• WRITTEN EXERCISE: Copy out each line that has "coltura" in it.

• ROWS:
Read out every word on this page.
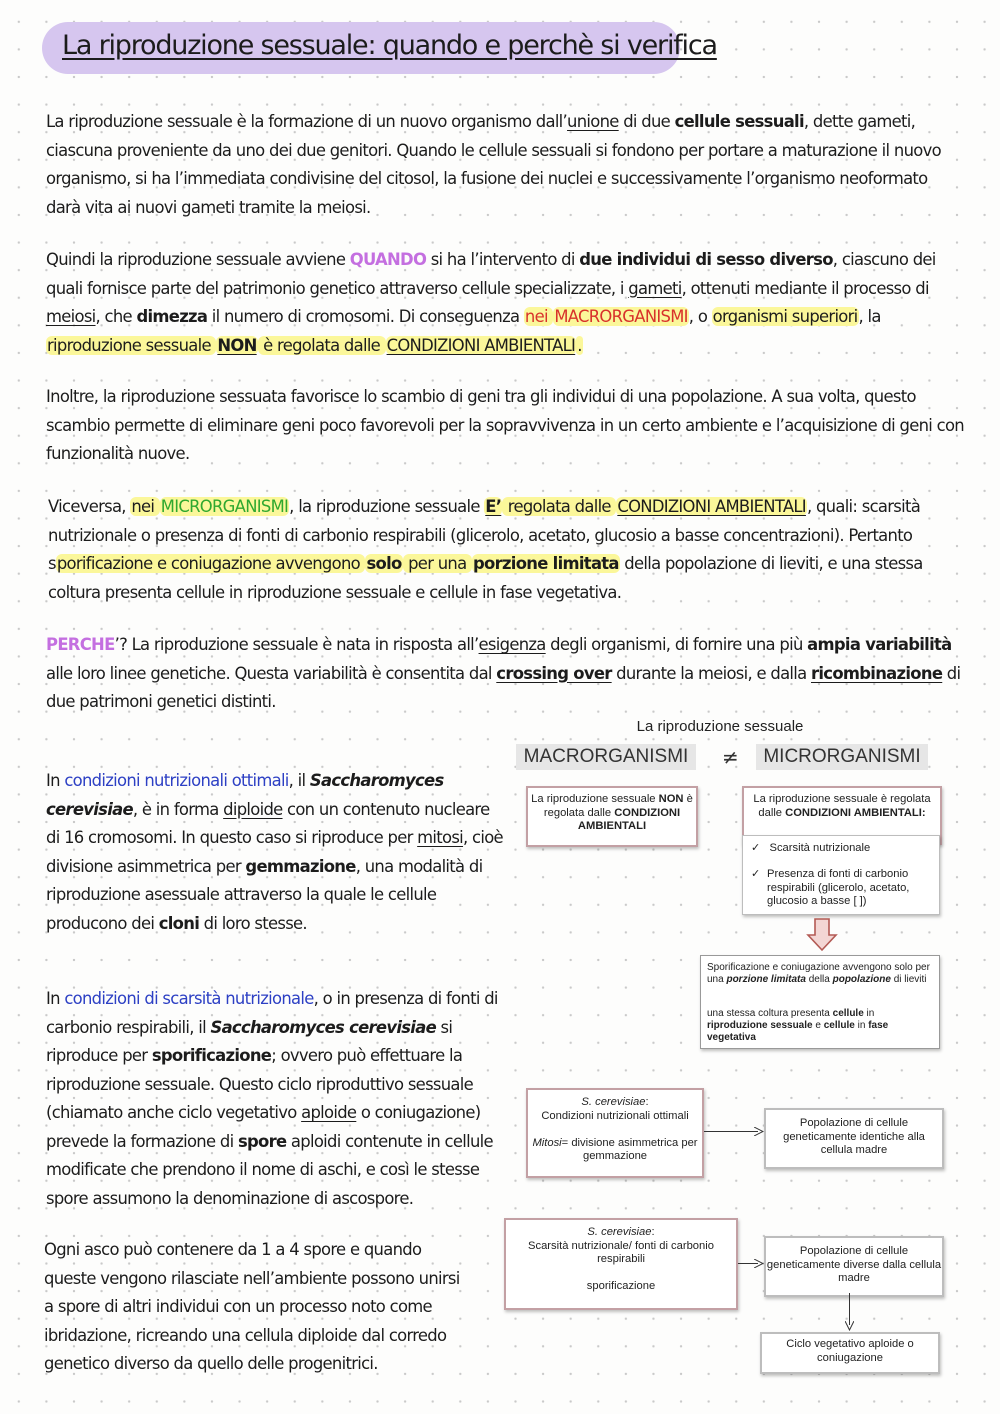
La riproduzione sessuale: quando e perchè si verifica
La riproduzione sessuale è la formazione di un nuovo organismo dall’unione di due cellule sessuali, dette gameti, ciascuna proveniente da uno dei due genitori. Quando le cellule sessuali si fondono per portare a maturazione il nuovo organismo, si ha l’immediata condivisine del citosol, la fusione dei nuclei e successivamente l’organismo neoformato darà vita ai nuovi gameti tramite la meiosi.
Quindi la riproduzione sessuale avviene QUANDO si ha l’intervento di due individui di sesso diverso, ciascuno dei quali fornisce parte del patrimonio genetico attraverso cellule specializzate, i gameti, ottenuti mediante il processo di meiosi, che dimezza il numero di cromosomi. Di conseguenza nei MACRORGANISMI, o organismi superiori, la riproduzione sessuale NON è regolata dalle CONDIZIONI AMBIENTALI .
Inoltre, la riproduzione sessuata favorisce lo scambio di geni tra gli individui di una popolazione. A sua volta, questo scambio permette di eliminare geni poco favorevoli per la sopravvivenza in un certo ambiente e l’acquisizione di geni con funzionalità nuove.
Viceversa, nei MICRORGANISMI, la riproduzione sessuale E’ regolata dalle CONDIZIONI AMBIENTALI, quali: scarsità nutrizionale o presenza di fonti di carbonio respirabili (glicerolo, acetato, glucosio a basse concentrazioni). Pertanto sporificazione e coniugazione avvengono solo per una porzione limitata della popolazione di lieviti, e una stessa coltura presenta cellule in riproduzione sessuale e cellule in fase vegetativa.
PERCHE’? La riproduzione sessuale è nata in risposta all’esigenza degli organismi, di fornire una più ampia variabilità alle loro linee genetiche. Questa variabilità è consentita dal crossing over durante la meiosi, e dalla ricombinazione di due patrimoni genetici distinti.
In condizioni nutrizionali ottimali, il Saccharomyces cerevisiae, è in forma diploide con un contenuto nucleare di 16 cromosomi. In questo caso si riproduce per mitosi, cioè divisione asimmetrica per gemmazione, una modalità di riproduzione asessuale attraverso la quale le cellule producono dei cloni di loro stesse.
In condizioni di scarsità nutrizionale, o in presenza di fonti di carbonio respirabili, il Saccharomyces cerevisiae si riproduce per sporificazione; ovvero può effettuare la riproduzione sessuale. Questo ciclo riproduttivo sessuale (chiamato anche ciclo vegetativo aploide o coniugazione) prevede la formazione di spore aploidi contenute in cellule modificate che prendono il nome di aschi, e così le stesse spore assumono la denominazione di ascospore.
Ogni asco può contenere da 1 a 4 spore e quando queste vengono rilasciate nell’ambiente possono unirsi a spore di altri individui con un processo noto come ibridazione, ricreando una cellula diploide dal corredo genetico diverso da quello delle progenitrici.
La riproduzione sessuale
MACRORGANISMI	≠	MICRORGANISMI
La riproduzione sessuale NON è regolata dalle CONDIZIONI AMBIENTALI
La riproduzione sessuale è regolata dalle CONDIZIONI AMBIENTALI:
✓ Scarsità nutrizionale
✓ Presenza di fonti di carbonio respirabili (glicerolo, acetato, glucosio a basse [ ])
Sporificazione e coniugazione avvengono solo per una porzione limitata della popolazione di lieviti
una stessa coltura presenta cellule in riproduzione sessuale e cellule in fase vegetativa
S. cerevisiae:
Condizioni nutrizionali ottimali

Mitosi= divisione asimmetrica per gemmazione
Popolazione di cellule geneticamente identiche alla cellula madre
S. cerevisiae:
Scarsità nutrizionale/ fonti di carbonio respirabili

sporificazione
Popolazione di cellule geneticamente diverse dalla cellula madre
Ciclo vegetativo aploide o coniugazione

• RESPONSE:
Viceversa, nei MICRORGANISMI, la riproduzione sessuale E’ regolata dalle CONDIZIONI AMBIENTALI, quali: scarsità nutrizionale o presenza di fonti di carbonio respirabili (glicerolo, acetato, glucosio a basse concentrazioni). Pertanto sporificazione e coniugazione avvengono solo per una porzione limitata della popolazione di lieviti, e una stessa coltura presenta cellule in riproduzione sessuale e cellule in fase vegetativa.
una stessa coltura presenta cellule in riproduzione sessuale e cellule in fase vegetativa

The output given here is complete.